* [TASK INPUTS]
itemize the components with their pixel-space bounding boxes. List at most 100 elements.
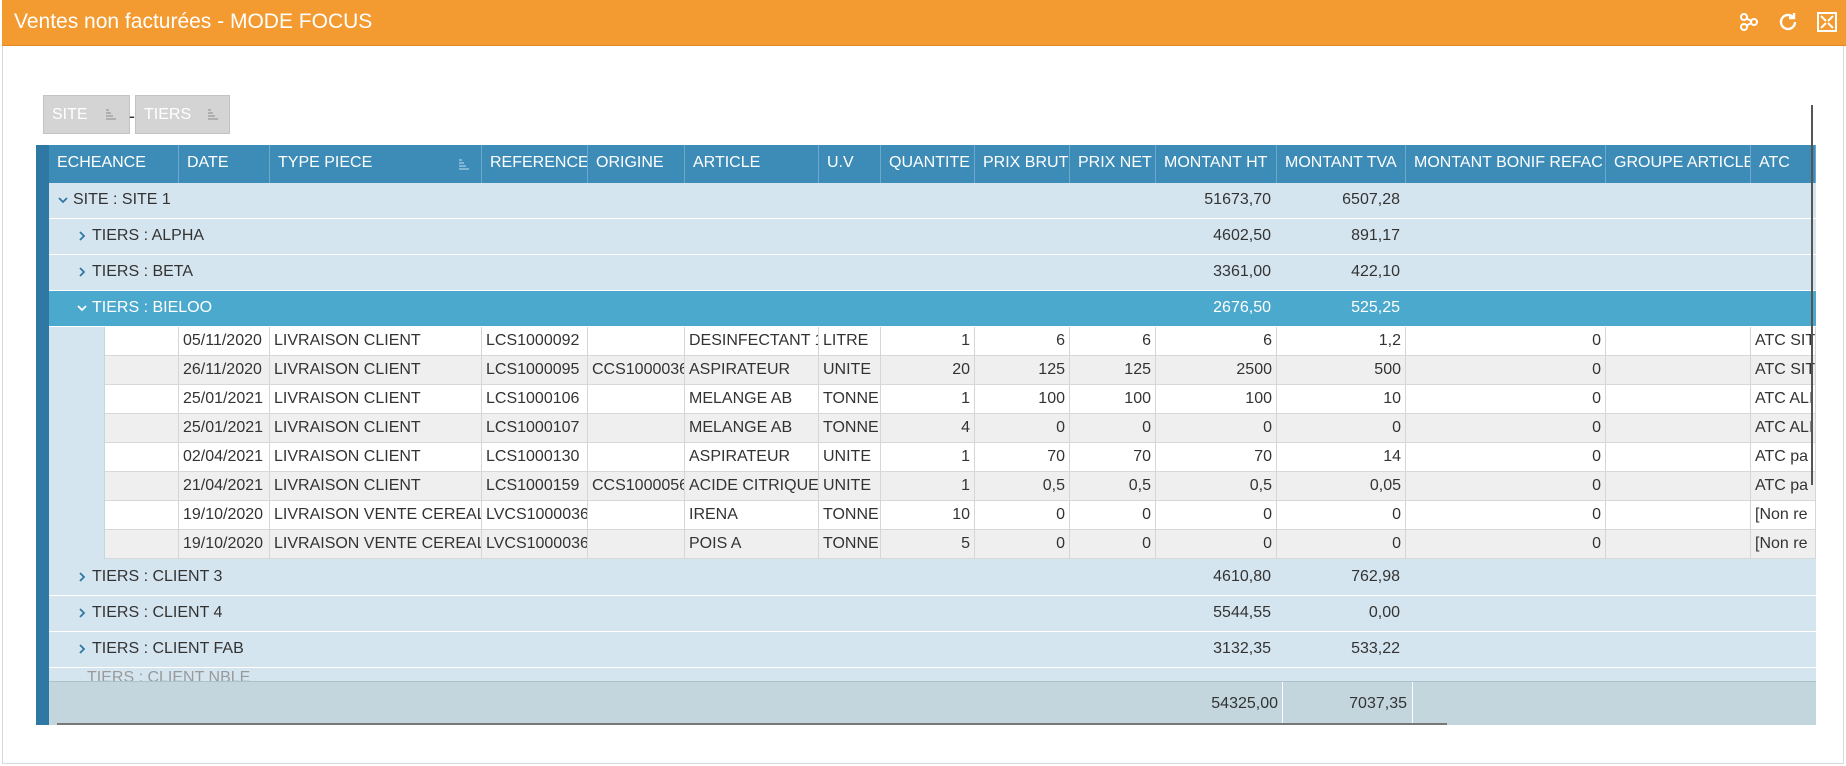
group-row-tiers-selected[interactable]: TIERS : BIELOO 2676,50 525,25 — [49, 291, 1816, 327]
row-indent — [49, 501, 105, 530]
cell-uv: TONNE — [819, 385, 881, 414]
cell-montant-tva: 500 — [1277, 356, 1406, 385]
cell-reference: LCS1000130 — [482, 443, 588, 472]
column-header-prix-brut[interactable]: PRIX BRUT — [975, 145, 1070, 183]
grid-header: ECHEANCE DATE TYPE PIECE REFERENCE ORIGINE AR… — [49, 145, 1816, 183]
group-row-tiers[interactable]: TIERS : CLIENT 4 5544,55 0,00 — [49, 596, 1816, 632]
group-row-tiers[interactable]: TIERS : CLIENT FAB 3132,35 533,22 — [49, 632, 1816, 668]
cell-montant-tva: 0 — [1277, 530, 1406, 559]
column-header-label: ATC — [1759, 154, 1790, 171]
cell-date: 19/10/2020 — [179, 530, 270, 559]
group-chip-tiers[interactable]: TIERS — [135, 95, 230, 134]
cell-date: 02/04/2021 — [179, 443, 270, 472]
cell-groupe-article — [1606, 472, 1751, 501]
column-header-montant-tva[interactable]: MONTANT TVA — [1277, 145, 1406, 183]
group-label: TIERS : CLIENT 4 — [92, 604, 223, 621]
group-label: SITE : SITE 1 — [73, 191, 171, 208]
expand-chevron-icon[interactable] — [75, 606, 89, 620]
column-header-label: PRIX BRUT — [983, 154, 1069, 171]
group-row-tiers[interactable]: TIERS : ALPHA 4602,50 891,17 — [49, 219, 1816, 255]
cell-date: 21/04/2021 — [179, 472, 270, 501]
cell-type-piece: LIVRAISON CLIENT — [270, 356, 482, 385]
column-header-date[interactable]: DATE — [179, 145, 270, 183]
table-row[interactable]: 19/10/2020 LIVRAISON VENTE CEREALE LVCS100… — [49, 501, 1816, 530]
cell-echeance — [105, 414, 179, 443]
cell-prix-brut: 100 — [975, 385, 1070, 414]
horizontal-scrollbar[interactable] — [57, 723, 1447, 725]
cell-article: MELANGE AB — [685, 414, 819, 443]
expand-chevron-icon[interactable] — [75, 265, 89, 279]
group-montant-ht: 2676,50 — [1213, 299, 1271, 316]
cell-origine — [588, 327, 685, 356]
row-indent — [49, 530, 105, 559]
column-header-uv[interactable]: U.V — [819, 145, 881, 183]
group-row-tiers[interactable]: TIERS : BETA 3361,00 422,10 — [49, 255, 1816, 291]
cell-prix-brut: 125 — [975, 356, 1070, 385]
cell-type-piece: LIVRAISON CLIENT — [270, 385, 482, 414]
column-header-reference[interactable]: REFERENCE — [482, 145, 588, 183]
cell-prix-brut: 0,5 — [975, 472, 1070, 501]
vertical-scrollbar[interactable] — [1811, 105, 1813, 485]
group-montant-tva: 6507,28 — [1342, 191, 1400, 208]
table-row[interactable]: 25/01/2021 LIVRAISON CLIENT LCS1000106 MELA… — [49, 385, 1816, 414]
expand-chevron-icon[interactable] — [75, 642, 89, 656]
group-label: TIERS : CLIENT FAB — [92, 640, 244, 657]
cell-montant-bonif: 0 — [1406, 356, 1606, 385]
collapse-chevron-icon[interactable] — [56, 193, 70, 207]
cell-montant-bonif: 0 — [1406, 530, 1606, 559]
group-chip-label: SITE — [52, 106, 88, 123]
cell-article: IRENA — [685, 501, 819, 530]
group-chip-site[interactable]: SITE — [43, 95, 130, 134]
group-montant-tva: 422,10 — [1351, 263, 1400, 280]
group-montant-ht: 5544,55 — [1213, 604, 1271, 621]
cell-uv: TONNE — [819, 501, 881, 530]
sort-icon[interactable] — [457, 157, 471, 171]
column-header-origine[interactable]: ORIGINE — [588, 145, 685, 183]
table-row[interactable]: 21/04/2021 LIVRAISON CLIENT LCS1000159 CCS1… — [49, 472, 1816, 501]
column-header-quantite[interactable]: QUANTITE — [881, 145, 975, 183]
cell-echeance — [105, 443, 179, 472]
column-header-label: MONTANT HT — [1164, 154, 1268, 171]
expand-chevron-icon[interactable] — [75, 229, 89, 243]
cell-prix-net: 0 — [1070, 414, 1156, 443]
cell-origine — [588, 385, 685, 414]
column-header-echeance[interactable]: ECHEANCE — [49, 145, 179, 183]
table-row[interactable]: 05/11/2020 LIVRAISON CLIENT LCS1000092 DESI… — [49, 327, 1816, 356]
share-nodes-icon[interactable] — [1737, 10, 1761, 34]
column-header-montant-ht[interactable]: MONTANT HT — [1156, 145, 1277, 183]
column-header-label: GROUPE ARTICLE — [1614, 154, 1751, 171]
cell-montant-ht: 2500 — [1156, 356, 1277, 385]
table-row[interactable]: 25/01/2021 LIVRAISON CLIENT LCS1000107 MELA… — [49, 414, 1816, 443]
table-row[interactable]: 19/10/2020 LIVRAISON VENTE CEREALE LVCS100… — [49, 530, 1816, 559]
column-header-groupe-article[interactable]: GROUPE ARTICLE — [1606, 145, 1751, 183]
cell-prix-brut: 70 — [975, 443, 1070, 472]
column-header-label: MONTANT BONIF REFAC — [1414, 154, 1603, 171]
cell-groupe-article — [1606, 385, 1751, 414]
table-row[interactable]: 26/11/2020 LIVRAISON CLIENT LCS1000095 CCS1… — [49, 356, 1816, 385]
grid-row-indicator-bar — [36, 145, 49, 725]
collapse-chevron-icon[interactable] — [75, 301, 89, 315]
row-indent — [49, 385, 105, 414]
exit-fullscreen-icon[interactable] — [1815, 10, 1839, 34]
cell-echeance — [105, 530, 179, 559]
cell-groupe-article — [1606, 414, 1751, 443]
cell-type-piece: LIVRAISON CLIENT — [270, 327, 482, 356]
column-header-atc[interactable]: ATC — [1751, 145, 1816, 183]
cell-prix-net: 0 — [1070, 530, 1156, 559]
group-row-tiers[interactable]: TIERS : CLIENT 3 4610,80 762,98 — [49, 560, 1816, 596]
group-row-site[interactable]: SITE : SITE 1 51673,70 6507,28 — [49, 183, 1816, 219]
sort-icon[interactable] — [206, 107, 220, 121]
column-header-prix-net[interactable]: PRIX NET — [1070, 145, 1156, 183]
group-chip-label: TIERS — [144, 106, 192, 123]
table-row[interactable]: 02/04/2021 LIVRAISON CLIENT LCS1000130 ASPI… — [49, 443, 1816, 472]
cell-origine — [588, 501, 685, 530]
grid-footer-totals: 54325,00 7037,35 — [49, 681, 1816, 725]
group-montant-tva: 525,25 — [1351, 299, 1400, 316]
column-header-article[interactable]: ARTICLE — [685, 145, 819, 183]
cell-article: MELANGE AB — [685, 385, 819, 414]
column-header-montant-bonif[interactable]: MONTANT BONIF REFAC — [1406, 145, 1606, 183]
column-header-type-piece[interactable]: TYPE PIECE — [270, 145, 482, 183]
expand-chevron-icon[interactable] — [75, 570, 89, 584]
sort-icon[interactable] — [104, 107, 118, 121]
refresh-icon[interactable] — [1776, 10, 1800, 34]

* [INSTRUCTIONS TO FOLLOW] Copy out all of the lines above word for word, leaving out the pictures.

* [COMPLETED EXERCISE]
itemize the components with their pixel-space bounding boxes. List at most 100 elements.
group-row-tiers-selected[interactable]: TIERS : BIELOO 2676,50 525,25 — [49, 291, 1816, 327]
row-indent — [49, 501, 105, 530]
cell-uv: TONNE — [819, 385, 881, 414]
cell-montant-tva: 500 — [1277, 356, 1406, 385]
cell-reference: LCS1000130 — [482, 443, 588, 472]
column-header-prix-brut[interactable]: PRIX BRUT — [975, 145, 1070, 183]
grid-header: ECHEANCE DATE TYPE PIECE REFERENCE ORIGINE AR… — [49, 145, 1816, 183]
group-row-tiers[interactable]: TIERS : CLIENT 4 5544,55 0,00 — [49, 596, 1816, 632]
group-row-tiers[interactable]: TIERS : CLIENT FAB 3132,35 533,22 — [49, 632, 1816, 668]
cell-montant-tva: 0 — [1277, 530, 1406, 559]
column-header-label: ATC — [1759, 154, 1790, 171]
cell-date: 19/10/2020 — [179, 530, 270, 559]
group-chip-tiers[interactable]: TIERS — [135, 95, 230, 134]
cell-date: 02/04/2021 — [179, 443, 270, 472]
cell-groupe-article — [1606, 472, 1751, 501]
column-header-montant-tva[interactable]: MONTANT TVA — [1277, 145, 1406, 183]
group-label: TIERS : CLIENT 4 — [92, 604, 223, 621]
group-label: SITE : SITE 1 — [73, 191, 171, 208]
expand-chevron-icon[interactable] — [75, 606, 89, 620]
column-header-label: PRIX BRUT — [983, 154, 1069, 171]
group-row-tiers[interactable]: TIERS : ALPHA 4602,50 891,17 — [49, 219, 1816, 255]
cell-date: 21/04/2021 — [179, 472, 270, 501]
cell-type-piece: LIVRAISON CLIENT — [270, 356, 482, 385]
column-header-date[interactable]: DATE — [179, 145, 270, 183]
table-row[interactable]: 19/10/2020 LIVRAISON VENTE CEREALE LVCS100… — [49, 501, 1816, 530]
cell-echeance — [105, 414, 179, 443]
cell-prix-brut: 100 — [975, 385, 1070, 414]
horizontal-scrollbar[interactable] — [57, 723, 1447, 725]
cell-article: MELANGE AB — [685, 414, 819, 443]
expand-chevron-icon[interactable] — [75, 265, 89, 279]
group-montant-ht: 2676,50 — [1213, 299, 1271, 316]
cell-origine — [588, 327, 685, 356]
row-indent — [49, 530, 105, 559]
column-header-uv[interactable]: U.V — [819, 145, 881, 183]
group-row-tiers[interactable]: TIERS : BETA 3361,00 422,10 — [49, 255, 1816, 291]
cell-prix-brut: 125 — [975, 356, 1070, 385]
cell-type-piece: LIVRAISON CLIENT — [270, 385, 482, 414]
column-header-reference[interactable]: REFERENCE — [482, 145, 588, 183]
cell-prix-brut: 0,5 — [975, 472, 1070, 501]
vertical-scrollbar[interactable] — [1811, 105, 1813, 485]
group-montant-tva: 6507,28 — [1342, 191, 1400, 208]
table-row[interactable]: 25/01/2021 LIVRAISON CLIENT LCS1000106 MELA… — [49, 385, 1816, 414]
expand-chevron-icon[interactable] — [75, 642, 89, 656]
group-label: TIERS : CLIENT FAB — [92, 640, 244, 657]
cell-montant-bonif: 0 — [1406, 356, 1606, 385]
collapse-chevron-icon[interactable] — [56, 193, 70, 207]
cell-montant-bonif: 0 — [1406, 530, 1606, 559]
group-chip-label: SITE — [52, 106, 88, 123]
cell-article: IRENA — [685, 501, 819, 530]
group-chip-site[interactable]: SITE — [43, 95, 130, 134]
group-montant-tva: 422,10 — [1351, 263, 1400, 280]
group-montant-ht: 5544,55 — [1213, 604, 1271, 621]
cell-uv: TONNE — [819, 501, 881, 530]
sort-icon[interactable] — [457, 157, 471, 171]
column-header-origine[interactable]: ORIGINE — [588, 145, 685, 183]
table-row[interactable]: 21/04/2021 LIVRAISON CLIENT LCS1000159 CCS1… — [49, 472, 1816, 501]
column-header-quantite[interactable]: QUANTITE — [881, 145, 975, 183]
cell-echeance — [105, 443, 179, 472]
column-header-label: MONTANT HT — [1164, 154, 1268, 171]
expand-chevron-icon[interactable] — [75, 229, 89, 243]
cell-prix-net: 0 — [1070, 414, 1156, 443]
cell-origine — [588, 385, 685, 414]
column-header-echeance[interactable]: ECHEANCE — [49, 145, 179, 183]
table-row[interactable]: 05/11/2020 LIVRAISON CLIENT LCS1000092 DESI… — [49, 327, 1816, 356]
share-nodes-icon[interactable] — [1737, 10, 1761, 34]
column-header-montant-ht[interactable]: MONTANT HT — [1156, 145, 1277, 183]
column-header-label: GROUPE ARTICLE — [1614, 154, 1751, 171]
cell-montant-ht: 2500 — [1156, 356, 1277, 385]
table-row[interactable]: 25/01/2021 LIVRAISON CLIENT LCS1000107 MELA… — [49, 414, 1816, 443]
table-row[interactable]: 19/10/2020 LIVRAISON VENTE CEREALE LVCS100… — [49, 530, 1816, 559]
column-header-groupe-article[interactable]: GROUPE ARTICLE — [1606, 145, 1751, 183]
cell-prix-brut: 70 — [975, 443, 1070, 472]
column-header-label: MONTANT BONIF REFAC — [1414, 154, 1603, 171]
cell-groupe-article — [1606, 385, 1751, 414]
table-row[interactable]: 26/11/2020 LIVRAISON CLIENT LCS1000095 CCS1… — [49, 356, 1816, 385]
grid-row-indicator-bar — [36, 145, 49, 725]
collapse-chevron-icon[interactable] — [75, 301, 89, 315]
row-indent — [49, 385, 105, 414]
exit-fullscreen-icon[interactable] — [1815, 10, 1839, 34]
cell-echeance — [105, 530, 179, 559]
cell-groupe-article — [1606, 414, 1751, 443]
cell-type-piece: LIVRAISON CLIENT — [270, 327, 482, 356]
column-header-atc[interactable]: ATC — [1751, 145, 1816, 183]
cell-prix-net: 0 — [1070, 530, 1156, 559]
group-row-tiers[interactable]: TIERS : CLIENT 3 4610,80 762,98 — [49, 560, 1816, 596]
group-row-site[interactable]: SITE : SITE 1 51673,70 6507,28 — [49, 183, 1816, 219]
sort-icon[interactable] — [206, 107, 220, 121]
column-header-prix-net[interactable]: PRIX NET — [1070, 145, 1156, 183]
group-chip-label: TIERS — [144, 106, 192, 123]
table-row[interactable]: 02/04/2021 LIVRAISON CLIENT LCS1000130 ASPI… — [49, 443, 1816, 472]
cell-origine — [588, 501, 685, 530]
grid-footer-totals: 54325,00 7037,35 — [49, 681, 1816, 725]
group-montant-tva: 525,25 — [1351, 299, 1400, 316]
column-header-article[interactable]: ARTICLE — [685, 145, 819, 183]
cell-article: MELANGE AB — [685, 385, 819, 414]
column-header-montant-bonif[interactable]: MONTANT BONIF REFAC — [1406, 145, 1606, 183]
column-header-type-piece[interactable]: TYPE PIECE — [270, 145, 482, 183]
expand-chevron-icon[interactable] — [75, 570, 89, 584]
sort-icon[interactable] — [104, 107, 118, 121]
refresh-icon[interactable] — [1776, 10, 1800, 34]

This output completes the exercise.